*What the task asks:* Identify each line below containing the string "EIGRP" and copy it.

Data items:
___

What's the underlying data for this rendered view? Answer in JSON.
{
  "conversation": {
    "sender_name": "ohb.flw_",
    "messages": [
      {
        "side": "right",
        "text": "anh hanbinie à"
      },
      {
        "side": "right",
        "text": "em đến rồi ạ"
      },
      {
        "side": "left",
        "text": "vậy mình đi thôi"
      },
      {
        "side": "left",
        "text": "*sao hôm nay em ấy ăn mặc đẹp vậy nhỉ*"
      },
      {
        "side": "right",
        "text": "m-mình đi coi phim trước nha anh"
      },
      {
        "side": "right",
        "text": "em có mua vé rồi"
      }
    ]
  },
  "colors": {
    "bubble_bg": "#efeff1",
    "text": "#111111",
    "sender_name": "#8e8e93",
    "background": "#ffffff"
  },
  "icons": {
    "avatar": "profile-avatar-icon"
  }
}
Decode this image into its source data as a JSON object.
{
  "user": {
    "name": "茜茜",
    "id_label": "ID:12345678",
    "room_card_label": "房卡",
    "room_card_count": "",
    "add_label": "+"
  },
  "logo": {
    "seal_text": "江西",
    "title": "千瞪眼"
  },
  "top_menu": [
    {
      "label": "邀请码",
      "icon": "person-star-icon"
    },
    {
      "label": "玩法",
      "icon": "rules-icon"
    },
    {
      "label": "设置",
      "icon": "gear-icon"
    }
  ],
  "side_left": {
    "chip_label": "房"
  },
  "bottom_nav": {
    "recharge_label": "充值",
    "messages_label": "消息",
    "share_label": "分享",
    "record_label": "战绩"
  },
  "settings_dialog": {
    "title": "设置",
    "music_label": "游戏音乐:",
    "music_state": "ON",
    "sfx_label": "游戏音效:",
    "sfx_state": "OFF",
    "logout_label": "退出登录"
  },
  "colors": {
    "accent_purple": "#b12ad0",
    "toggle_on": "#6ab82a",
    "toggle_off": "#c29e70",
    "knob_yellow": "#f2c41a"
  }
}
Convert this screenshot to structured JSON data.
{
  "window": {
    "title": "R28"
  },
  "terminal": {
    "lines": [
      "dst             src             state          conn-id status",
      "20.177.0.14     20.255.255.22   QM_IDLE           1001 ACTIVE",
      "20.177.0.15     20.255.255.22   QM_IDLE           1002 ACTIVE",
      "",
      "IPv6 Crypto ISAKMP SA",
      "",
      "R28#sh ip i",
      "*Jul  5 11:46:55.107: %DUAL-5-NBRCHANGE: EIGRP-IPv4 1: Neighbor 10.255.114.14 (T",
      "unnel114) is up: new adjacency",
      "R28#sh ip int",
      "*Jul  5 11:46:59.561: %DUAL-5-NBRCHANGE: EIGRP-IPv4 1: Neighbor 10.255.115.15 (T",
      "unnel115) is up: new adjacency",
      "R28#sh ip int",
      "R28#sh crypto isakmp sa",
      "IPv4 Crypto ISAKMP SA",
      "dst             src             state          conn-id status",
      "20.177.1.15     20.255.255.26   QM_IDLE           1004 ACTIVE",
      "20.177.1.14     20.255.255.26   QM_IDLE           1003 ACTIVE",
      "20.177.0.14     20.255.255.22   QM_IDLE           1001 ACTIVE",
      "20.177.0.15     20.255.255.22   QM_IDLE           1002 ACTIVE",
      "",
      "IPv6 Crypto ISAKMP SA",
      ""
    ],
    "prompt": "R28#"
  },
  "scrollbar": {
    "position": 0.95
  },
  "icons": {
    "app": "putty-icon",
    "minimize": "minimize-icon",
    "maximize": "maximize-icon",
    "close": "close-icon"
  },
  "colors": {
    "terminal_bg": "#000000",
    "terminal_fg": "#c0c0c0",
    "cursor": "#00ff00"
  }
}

___

*Exercise output:*
      "*Jul  5 11:46:55.107: %DUAL-5-NBRCHANGE: EIGRP-IPv4 1: Neighbor 10.255.114.14 (T",
      "*Jul  5 11:46:59.561: %DUAL-5-NBRCHANGE: EIGRP-IPv4 1: Neighbor 10.255.115.15 (T",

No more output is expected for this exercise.